*** RECORDS FOR PROCESSING

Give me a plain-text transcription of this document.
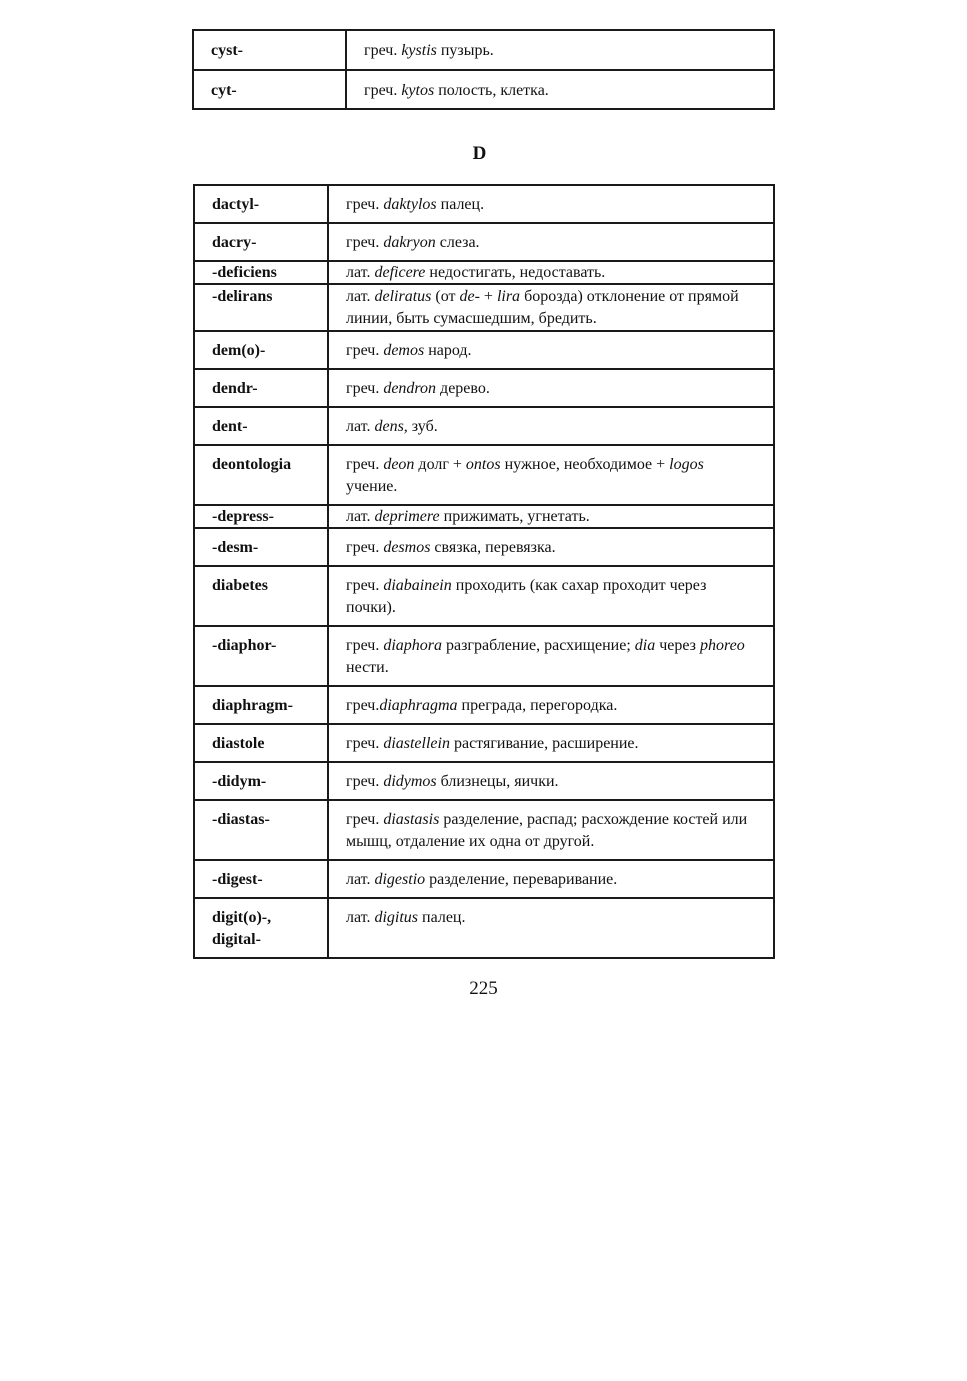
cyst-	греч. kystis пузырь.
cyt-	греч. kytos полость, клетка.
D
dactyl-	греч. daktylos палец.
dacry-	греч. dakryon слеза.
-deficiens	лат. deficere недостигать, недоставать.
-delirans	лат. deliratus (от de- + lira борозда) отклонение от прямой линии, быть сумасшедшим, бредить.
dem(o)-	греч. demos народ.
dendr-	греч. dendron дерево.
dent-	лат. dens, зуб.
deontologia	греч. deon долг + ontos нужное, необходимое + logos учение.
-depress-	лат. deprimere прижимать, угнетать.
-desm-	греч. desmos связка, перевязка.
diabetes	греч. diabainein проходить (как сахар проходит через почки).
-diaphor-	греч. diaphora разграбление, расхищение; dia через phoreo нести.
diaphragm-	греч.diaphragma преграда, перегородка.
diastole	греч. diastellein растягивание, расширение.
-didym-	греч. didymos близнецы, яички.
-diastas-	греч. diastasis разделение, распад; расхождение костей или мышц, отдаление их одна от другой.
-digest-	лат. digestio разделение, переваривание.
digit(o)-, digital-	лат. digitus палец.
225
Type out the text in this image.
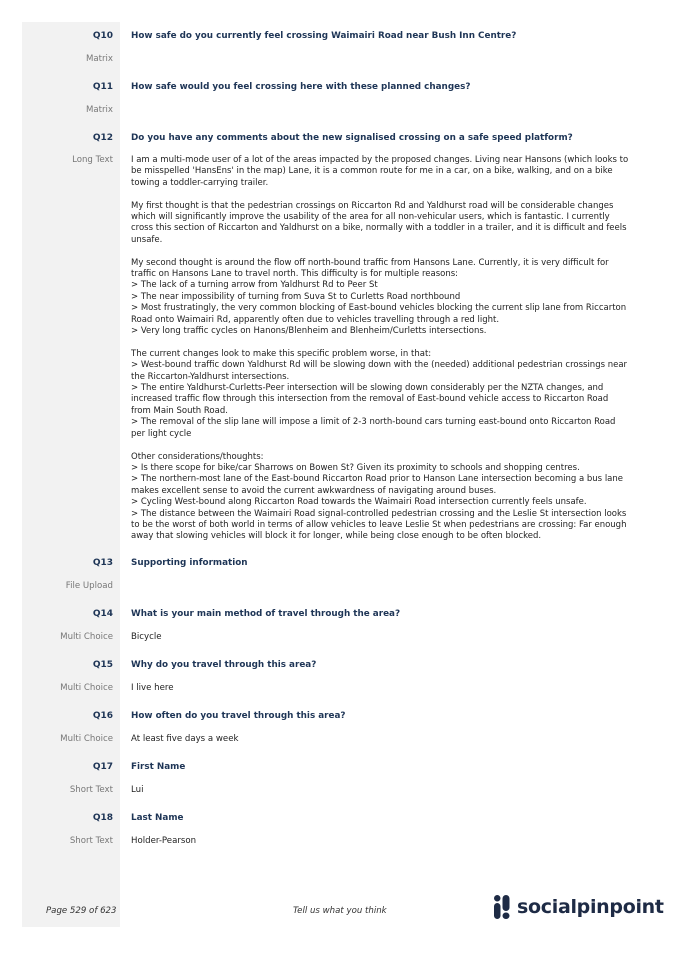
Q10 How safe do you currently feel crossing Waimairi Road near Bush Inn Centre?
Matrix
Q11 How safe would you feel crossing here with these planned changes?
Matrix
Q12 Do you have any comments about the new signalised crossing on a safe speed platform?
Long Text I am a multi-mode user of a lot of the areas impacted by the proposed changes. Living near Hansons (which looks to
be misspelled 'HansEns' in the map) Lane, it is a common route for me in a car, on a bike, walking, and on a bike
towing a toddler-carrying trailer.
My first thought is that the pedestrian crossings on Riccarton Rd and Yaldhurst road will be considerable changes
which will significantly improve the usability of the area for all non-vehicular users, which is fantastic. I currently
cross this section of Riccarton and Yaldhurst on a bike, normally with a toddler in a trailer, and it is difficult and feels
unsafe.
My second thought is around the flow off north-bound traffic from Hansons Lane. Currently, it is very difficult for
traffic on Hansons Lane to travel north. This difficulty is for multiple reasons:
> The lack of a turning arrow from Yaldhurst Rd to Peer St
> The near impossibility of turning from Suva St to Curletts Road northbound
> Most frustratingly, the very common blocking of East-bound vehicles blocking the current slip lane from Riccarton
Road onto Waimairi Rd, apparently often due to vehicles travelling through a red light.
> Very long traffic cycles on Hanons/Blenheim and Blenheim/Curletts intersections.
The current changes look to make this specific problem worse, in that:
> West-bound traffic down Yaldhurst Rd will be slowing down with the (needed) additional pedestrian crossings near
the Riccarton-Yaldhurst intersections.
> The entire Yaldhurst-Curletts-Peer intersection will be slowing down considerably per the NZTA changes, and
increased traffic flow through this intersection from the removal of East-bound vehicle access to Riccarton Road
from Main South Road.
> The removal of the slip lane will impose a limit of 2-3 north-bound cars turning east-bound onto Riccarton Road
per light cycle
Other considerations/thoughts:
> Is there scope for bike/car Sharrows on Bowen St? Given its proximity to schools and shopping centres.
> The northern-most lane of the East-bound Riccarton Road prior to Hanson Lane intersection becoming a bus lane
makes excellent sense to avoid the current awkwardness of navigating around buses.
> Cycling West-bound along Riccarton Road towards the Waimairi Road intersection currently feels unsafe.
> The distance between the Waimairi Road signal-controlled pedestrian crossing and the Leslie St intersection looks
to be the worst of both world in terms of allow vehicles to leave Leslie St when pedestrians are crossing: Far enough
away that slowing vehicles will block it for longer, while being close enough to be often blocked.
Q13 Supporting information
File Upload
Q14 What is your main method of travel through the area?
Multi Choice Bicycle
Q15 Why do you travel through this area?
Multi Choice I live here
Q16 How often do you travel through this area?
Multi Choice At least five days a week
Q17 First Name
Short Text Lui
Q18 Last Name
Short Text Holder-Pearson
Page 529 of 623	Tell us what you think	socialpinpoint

******
*** RECORDS FOR PROCESSING

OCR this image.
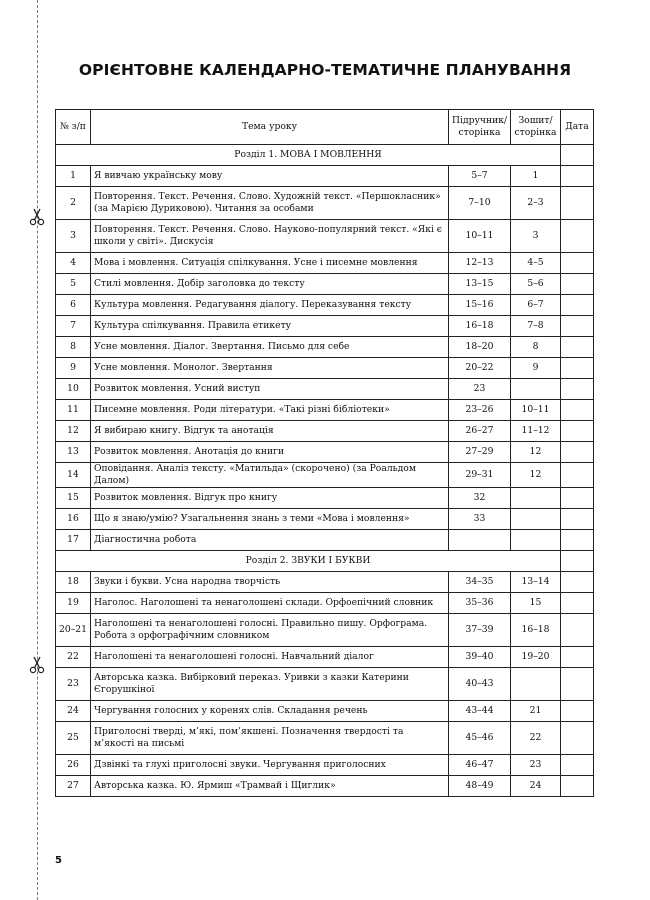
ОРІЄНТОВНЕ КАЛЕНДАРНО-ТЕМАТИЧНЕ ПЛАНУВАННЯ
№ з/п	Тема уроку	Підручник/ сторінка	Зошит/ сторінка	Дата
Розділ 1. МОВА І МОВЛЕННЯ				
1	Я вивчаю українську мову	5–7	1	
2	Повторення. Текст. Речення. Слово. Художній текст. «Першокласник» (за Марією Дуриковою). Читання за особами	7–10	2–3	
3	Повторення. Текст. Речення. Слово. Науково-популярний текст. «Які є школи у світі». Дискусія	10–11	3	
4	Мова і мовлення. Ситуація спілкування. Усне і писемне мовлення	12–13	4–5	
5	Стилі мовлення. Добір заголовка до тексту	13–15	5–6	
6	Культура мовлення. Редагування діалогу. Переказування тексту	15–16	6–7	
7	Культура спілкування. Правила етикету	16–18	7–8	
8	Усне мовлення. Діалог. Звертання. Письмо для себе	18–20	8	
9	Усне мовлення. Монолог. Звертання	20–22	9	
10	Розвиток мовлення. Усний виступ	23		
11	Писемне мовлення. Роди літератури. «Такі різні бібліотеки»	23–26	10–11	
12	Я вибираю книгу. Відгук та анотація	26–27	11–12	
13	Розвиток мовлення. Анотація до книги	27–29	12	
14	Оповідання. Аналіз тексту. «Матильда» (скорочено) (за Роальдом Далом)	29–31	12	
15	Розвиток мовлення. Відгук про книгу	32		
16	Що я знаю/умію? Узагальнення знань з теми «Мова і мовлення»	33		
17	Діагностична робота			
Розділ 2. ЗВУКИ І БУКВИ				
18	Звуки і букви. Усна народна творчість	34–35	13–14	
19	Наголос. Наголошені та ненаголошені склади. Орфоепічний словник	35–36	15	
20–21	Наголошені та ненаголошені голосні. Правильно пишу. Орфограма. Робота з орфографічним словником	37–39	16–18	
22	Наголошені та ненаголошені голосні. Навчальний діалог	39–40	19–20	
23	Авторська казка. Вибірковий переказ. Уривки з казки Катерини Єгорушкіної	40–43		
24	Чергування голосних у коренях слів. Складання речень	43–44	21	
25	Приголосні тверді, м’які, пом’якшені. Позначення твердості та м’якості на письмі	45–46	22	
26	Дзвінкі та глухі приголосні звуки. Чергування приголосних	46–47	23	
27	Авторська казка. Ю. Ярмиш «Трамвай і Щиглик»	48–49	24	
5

******
*** RECORDS FOR PROCESSING

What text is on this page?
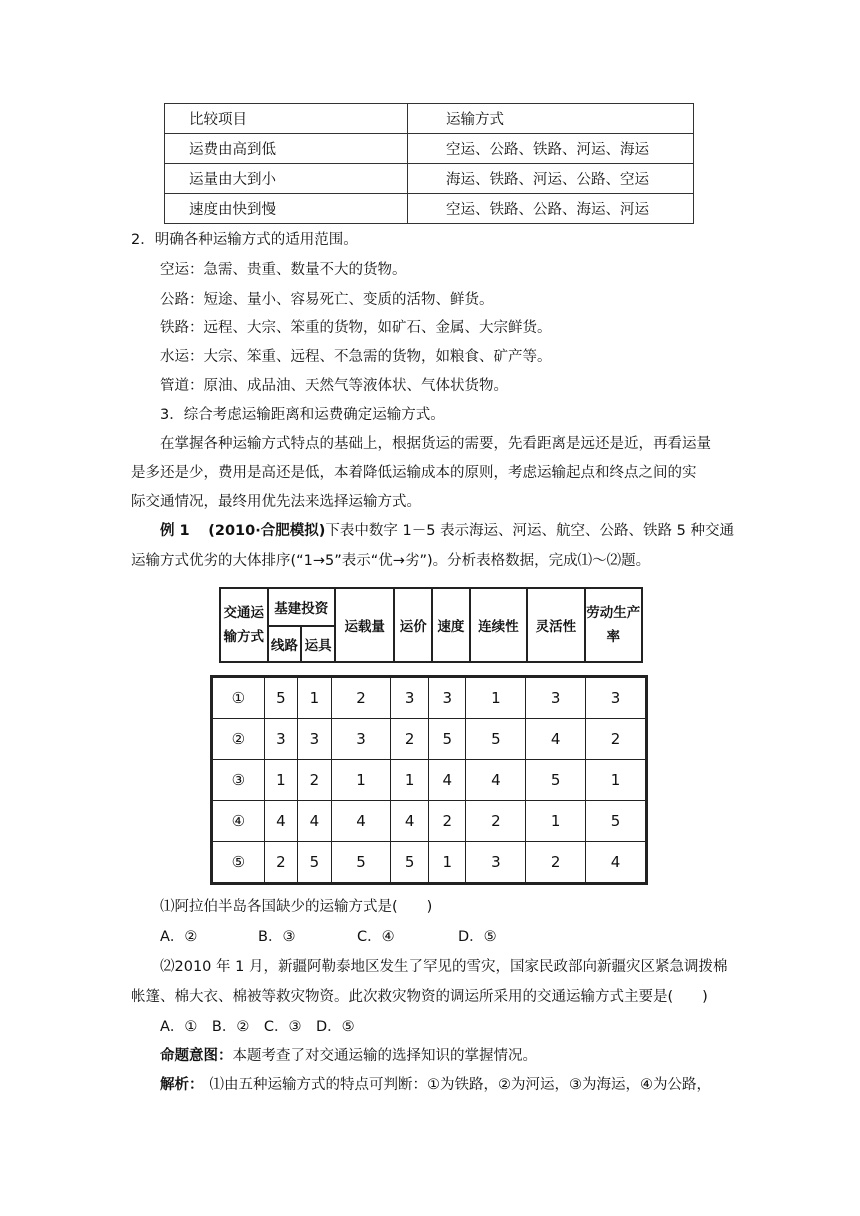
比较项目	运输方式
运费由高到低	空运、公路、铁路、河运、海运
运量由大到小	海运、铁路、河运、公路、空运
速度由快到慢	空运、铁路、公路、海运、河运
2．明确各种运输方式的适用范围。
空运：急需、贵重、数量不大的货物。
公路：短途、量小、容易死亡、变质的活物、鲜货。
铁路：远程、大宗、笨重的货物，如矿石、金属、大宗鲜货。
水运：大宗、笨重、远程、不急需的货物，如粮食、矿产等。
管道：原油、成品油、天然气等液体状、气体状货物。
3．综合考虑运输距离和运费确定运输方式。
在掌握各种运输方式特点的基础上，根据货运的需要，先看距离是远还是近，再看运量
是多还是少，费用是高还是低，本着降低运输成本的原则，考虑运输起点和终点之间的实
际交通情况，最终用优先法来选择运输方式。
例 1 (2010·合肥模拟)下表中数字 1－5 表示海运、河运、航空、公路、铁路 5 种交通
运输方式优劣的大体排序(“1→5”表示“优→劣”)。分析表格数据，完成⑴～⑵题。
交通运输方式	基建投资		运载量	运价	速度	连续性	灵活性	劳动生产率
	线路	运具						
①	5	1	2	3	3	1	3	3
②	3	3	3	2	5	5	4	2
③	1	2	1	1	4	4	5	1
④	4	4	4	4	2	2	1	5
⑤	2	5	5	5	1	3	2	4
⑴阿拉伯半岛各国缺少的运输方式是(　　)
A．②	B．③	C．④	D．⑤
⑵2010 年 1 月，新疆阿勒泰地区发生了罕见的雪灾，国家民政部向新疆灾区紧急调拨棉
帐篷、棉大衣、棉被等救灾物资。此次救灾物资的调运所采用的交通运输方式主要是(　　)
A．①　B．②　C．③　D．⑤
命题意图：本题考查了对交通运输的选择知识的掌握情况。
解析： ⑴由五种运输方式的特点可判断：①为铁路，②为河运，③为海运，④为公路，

******

◆ EXERCISE PROMPT ◆
Count the lines above that contain the word "книгу", and reply with only that number.

◆ PROBLEM SOLUTION ◆
2